* Brief *
Word for word, restate every line of the material.

======== Exercise materials ========

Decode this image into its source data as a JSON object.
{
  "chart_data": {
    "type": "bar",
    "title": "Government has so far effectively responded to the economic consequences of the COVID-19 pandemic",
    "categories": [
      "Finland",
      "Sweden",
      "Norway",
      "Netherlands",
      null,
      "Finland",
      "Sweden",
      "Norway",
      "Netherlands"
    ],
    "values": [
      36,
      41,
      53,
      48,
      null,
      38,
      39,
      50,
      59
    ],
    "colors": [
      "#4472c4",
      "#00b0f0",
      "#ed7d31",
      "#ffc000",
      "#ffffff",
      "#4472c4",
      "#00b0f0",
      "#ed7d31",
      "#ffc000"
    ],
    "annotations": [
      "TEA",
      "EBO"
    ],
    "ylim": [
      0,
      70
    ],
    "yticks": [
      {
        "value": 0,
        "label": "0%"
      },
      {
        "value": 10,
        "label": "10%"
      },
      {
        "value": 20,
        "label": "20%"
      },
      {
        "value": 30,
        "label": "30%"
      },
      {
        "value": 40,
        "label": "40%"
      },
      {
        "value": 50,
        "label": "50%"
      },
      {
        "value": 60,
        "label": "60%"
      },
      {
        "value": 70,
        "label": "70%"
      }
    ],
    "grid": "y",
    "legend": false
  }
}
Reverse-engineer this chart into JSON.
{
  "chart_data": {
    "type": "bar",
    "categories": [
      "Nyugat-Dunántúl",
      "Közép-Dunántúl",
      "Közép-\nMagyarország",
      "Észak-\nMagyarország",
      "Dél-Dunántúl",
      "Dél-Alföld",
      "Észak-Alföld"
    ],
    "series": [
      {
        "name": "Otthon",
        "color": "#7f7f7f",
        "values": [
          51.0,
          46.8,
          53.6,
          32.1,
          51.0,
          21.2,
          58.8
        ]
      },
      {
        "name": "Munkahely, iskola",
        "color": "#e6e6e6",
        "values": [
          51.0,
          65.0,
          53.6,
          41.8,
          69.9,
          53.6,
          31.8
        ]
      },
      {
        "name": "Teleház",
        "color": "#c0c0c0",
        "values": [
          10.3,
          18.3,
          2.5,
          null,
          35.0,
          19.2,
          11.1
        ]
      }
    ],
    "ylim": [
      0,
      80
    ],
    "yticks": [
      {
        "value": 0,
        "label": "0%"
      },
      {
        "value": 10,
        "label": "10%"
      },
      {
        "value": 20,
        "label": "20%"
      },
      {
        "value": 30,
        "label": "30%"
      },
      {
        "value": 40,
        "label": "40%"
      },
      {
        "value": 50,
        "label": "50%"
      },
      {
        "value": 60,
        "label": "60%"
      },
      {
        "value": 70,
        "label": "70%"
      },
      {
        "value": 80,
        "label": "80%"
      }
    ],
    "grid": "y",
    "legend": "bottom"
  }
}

========

* Result for this task *
Decode this image into its source data as a JSON object.
{
  "chart_data": {
    "type": "bar",
    "title": "Government has so far effectively responded to the economic consequences of the COVID-19 pandemic",
    "categories": [
      "Finland",
      "Sweden",
      "Norway",
      "Netherlands",
      null,
      "Finland",
      "Sweden",
      "Norway",
      "Netherlands"
    ],
    "values": [
      36,
      41,
      53,
      48,
      null,
      38,
      39,
      50,
      59
    ],
    "colors": [
      "#4472c4",
      "#00b0f0",
      "#ed7d31",
      "#ffc000",
      "#ffffff",
      "#4472c4",
      "#00b0f0",
      "#ed7d31",
      "#ffc000"
    ],
    "annotations": [
      "TEA",
      "EBO"
    ],
    "ylim": [
      0,
      70
    ],
    "yticks": [
      {
        "value": 0,
        "label": "0%"
      },
      {
        "value": 10,
        "label": "10%"
      },
      {
        "value": 20,
        "label": "20%"
      },
      {
        "value": 30,
        "label": "30%"
      },
      {
        "value": 40,
        "label": "40%"
      },
      {
        "value": 50,
        "label": "50%"
      },
      {
        "value": 60,
        "label": "60%"
      },
      {
        "value": 70,
        "label": "70%"
      }
    ],
    "grid": "y",
    "legend": false
  }
}
Reverse-engineer this chart into JSON.
{
  "chart_data": {
    "type": "bar",
    "categories": [
      "Nyugat-Dunántúl",
      "Közép-Dunántúl",
      "Közép-\nMagyarország",
      "Észak-\nMagyarország",
      "Dél-Dunántúl",
      "Dél-Alföld",
      "Észak-Alföld"
    ],
    "series": [
      {
        "name": "Otthon",
        "color": "#7f7f7f",
        "values": [
          51.0,
          46.8,
          53.6,
          32.1,
          51.0,
          21.2,
          58.8
        ]
      },
      {
        "name": "Munkahely, iskola",
        "color": "#e6e6e6",
        "values": [
          51.0,
          65.0,
          53.6,
          41.8,
          69.9,
          53.6,
          31.8
        ]
      },
      {
        "name": "Teleház",
        "color": "#c0c0c0",
        "values": [
          10.3,
          18.3,
          2.5,
          null,
          35.0,
          19.2,
          11.1
        ]
      }
    ],
    "ylim": [
      0,
      80
    ],
    "yticks": [
      {
        "value": 0,
        "label": "0%"
      },
      {
        "value": 10,
        "label": "10%"
      },
      {
        "value": 20,
        "label": "20%"
      },
      {
        "value": 30,
        "label": "30%"
      },
      {
        "value": 40,
        "label": "40%"
      },
      {
        "value": 50,
        "label": "50%"
      },
      {
        "value": 60,
        "label": "60%"
      },
      {
        "value": 70,
        "label": "70%"
      },
      {
        "value": 80,
        "label": "80%"
      }
    ],
    "grid": "y",
    "legend": "bottom"
  }
}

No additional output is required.